(Stored data entries)
--------------------
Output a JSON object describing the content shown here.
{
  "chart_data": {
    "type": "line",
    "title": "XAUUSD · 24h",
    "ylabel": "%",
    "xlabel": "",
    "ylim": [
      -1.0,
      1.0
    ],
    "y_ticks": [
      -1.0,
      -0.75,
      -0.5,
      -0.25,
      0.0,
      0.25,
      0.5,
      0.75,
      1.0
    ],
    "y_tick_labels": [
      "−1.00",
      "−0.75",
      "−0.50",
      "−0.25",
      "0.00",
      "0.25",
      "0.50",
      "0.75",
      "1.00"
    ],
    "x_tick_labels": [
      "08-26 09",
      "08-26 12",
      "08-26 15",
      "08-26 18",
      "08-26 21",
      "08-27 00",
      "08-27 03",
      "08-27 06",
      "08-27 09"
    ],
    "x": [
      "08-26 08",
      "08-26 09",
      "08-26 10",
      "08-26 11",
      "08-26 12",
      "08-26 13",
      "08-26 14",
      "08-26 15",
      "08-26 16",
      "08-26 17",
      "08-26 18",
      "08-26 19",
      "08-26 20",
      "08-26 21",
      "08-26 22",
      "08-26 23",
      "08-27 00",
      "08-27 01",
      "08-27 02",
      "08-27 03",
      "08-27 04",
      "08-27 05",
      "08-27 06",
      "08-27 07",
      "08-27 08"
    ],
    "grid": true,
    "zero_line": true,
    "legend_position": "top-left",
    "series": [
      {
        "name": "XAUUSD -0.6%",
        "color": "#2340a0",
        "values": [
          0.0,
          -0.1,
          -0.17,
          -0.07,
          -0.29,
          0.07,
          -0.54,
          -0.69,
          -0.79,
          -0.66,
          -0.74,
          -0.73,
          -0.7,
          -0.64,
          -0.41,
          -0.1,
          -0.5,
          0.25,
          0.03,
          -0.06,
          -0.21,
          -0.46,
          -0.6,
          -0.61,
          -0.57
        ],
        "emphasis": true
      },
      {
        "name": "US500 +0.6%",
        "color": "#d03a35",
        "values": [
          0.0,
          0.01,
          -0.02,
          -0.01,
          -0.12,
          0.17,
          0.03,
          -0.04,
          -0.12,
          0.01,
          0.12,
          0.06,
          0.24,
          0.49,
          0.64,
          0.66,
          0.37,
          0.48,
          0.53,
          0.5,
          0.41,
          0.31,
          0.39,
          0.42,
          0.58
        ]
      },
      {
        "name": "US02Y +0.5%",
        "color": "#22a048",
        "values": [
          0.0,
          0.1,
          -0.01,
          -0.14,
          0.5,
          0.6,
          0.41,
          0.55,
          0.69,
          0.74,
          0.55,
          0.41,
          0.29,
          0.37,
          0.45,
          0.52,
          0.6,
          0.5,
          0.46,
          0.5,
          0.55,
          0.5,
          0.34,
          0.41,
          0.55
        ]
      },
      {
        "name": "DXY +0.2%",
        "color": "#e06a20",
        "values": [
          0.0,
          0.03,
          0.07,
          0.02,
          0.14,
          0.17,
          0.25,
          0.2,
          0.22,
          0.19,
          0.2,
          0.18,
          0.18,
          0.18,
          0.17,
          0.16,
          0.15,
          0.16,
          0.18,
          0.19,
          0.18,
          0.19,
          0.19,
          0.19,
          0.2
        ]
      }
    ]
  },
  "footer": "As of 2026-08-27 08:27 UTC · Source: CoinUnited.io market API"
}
--------------------
WRITTEN INSTRUCTION
Copy all lines of the listing above that contain the string "color".

SOLUTION TO THIS EXERCISE
        "color": "#2340a0",
        "color": "#d03a35",
        "color": "#22a048",
        "color": "#e06a20",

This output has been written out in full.